▸ ZU ERLEDIGENDE AUFGABE: Kannst du den Textauszug über Wildbienen von „Stefan Kühne: Besonders“ bis einschließlich „Nahrungsproviant zur Verfügung.“ umschreiben und dabei „Hummelarten“ durch „Hummelspezies“ ersetzen?

━━ TEXTAUSZUG

Stefan Kühne: Besonders die hohe Zahl der Wildbienenarten hat uns überrascht. Insgesamt konnten wir in der kurzen Zeit der Rapsblüte 94 verschiedene Arten feststellen. Sechs davon zählen sogar zu den bundesweit stark gefährdeten Bienenarten. Die Wildbienen haben sehr unterschiedliche Lebensweisen. Die sechzehn nachgewiesenen Hummelarten sind wie die Honigbiene Staaten bildend und bauen ihre Nester zum Teil in Erdhöhlen, wo sie verlassene Mäuselöcher nutzen.

Die meisten Wildbienen leben jedoch solitär, das heißt sie leben einzeln und ohne Hofstaat mit Arbeiterinnen. Sie füttern ihre Larven auch nicht unmittelbar, wie es zum Beispiel die Hummeln tun. Der gesammelte Pollen wird zusammen mit einem Ei in einer Brutzelle verstaut und steht dann der schlüpfenden Larve als Nahrungsproviant zur Verfügung.

━━━━
━━ ANGABEN ZUR QUELLE

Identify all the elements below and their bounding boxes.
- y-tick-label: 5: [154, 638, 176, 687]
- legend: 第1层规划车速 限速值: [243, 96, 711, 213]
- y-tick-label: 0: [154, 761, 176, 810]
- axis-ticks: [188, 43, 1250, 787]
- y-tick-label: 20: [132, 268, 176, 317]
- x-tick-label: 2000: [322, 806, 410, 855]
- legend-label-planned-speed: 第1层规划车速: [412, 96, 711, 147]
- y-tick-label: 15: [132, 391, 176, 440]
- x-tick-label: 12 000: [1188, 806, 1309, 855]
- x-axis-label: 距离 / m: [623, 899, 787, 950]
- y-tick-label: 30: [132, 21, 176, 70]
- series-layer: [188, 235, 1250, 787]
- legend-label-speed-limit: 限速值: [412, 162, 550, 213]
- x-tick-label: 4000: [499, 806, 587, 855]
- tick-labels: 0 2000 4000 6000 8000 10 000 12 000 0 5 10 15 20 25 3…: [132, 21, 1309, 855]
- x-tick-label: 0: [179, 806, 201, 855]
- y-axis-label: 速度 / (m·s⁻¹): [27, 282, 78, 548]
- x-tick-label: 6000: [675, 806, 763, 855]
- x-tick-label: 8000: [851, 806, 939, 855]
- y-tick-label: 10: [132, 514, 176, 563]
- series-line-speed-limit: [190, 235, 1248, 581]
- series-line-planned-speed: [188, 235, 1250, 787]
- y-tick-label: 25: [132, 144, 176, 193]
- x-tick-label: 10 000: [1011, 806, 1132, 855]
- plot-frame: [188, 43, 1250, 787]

━━━━

▸ ANTWORT ZUR ÜBUNG:
Stefan Kühne: Besonders die hohe Zahl der Wildbienenarten hat uns überrascht. Insgesamt konnten wir in der kurzen Zeit der Rapsblüte 94 verschiedene Arten feststellen. Sechs davon zählen sogar zu den bundesweit stark gefährdeten Bienenarten. Die Wildbienen haben sehr unterschiedliche Lebensweisen. Die sechzehn nachgewiesenen Hummelspezies sind wie die Honigbiene Staaten bildend und bauen ihre Nester zum Teil in Erdhöhlen, wo sie verlassene Mäuselöcher nutzen.

Die meisten Wildbienen leben jedoch solitär, das heißt sie leben einzeln und ohne Hofstaat mit Arbeiterinnen. Sie füttern ihre Larven auch nicht unmittelbar, wie es zum Beispiel die Hummeln tun. Der gesammelte Pollen wird zusammen mit einem Ei in einer Brutzelle verstaut und steht dann der schlüpfenden Larve als Nahrungsproviant zur Verfügung.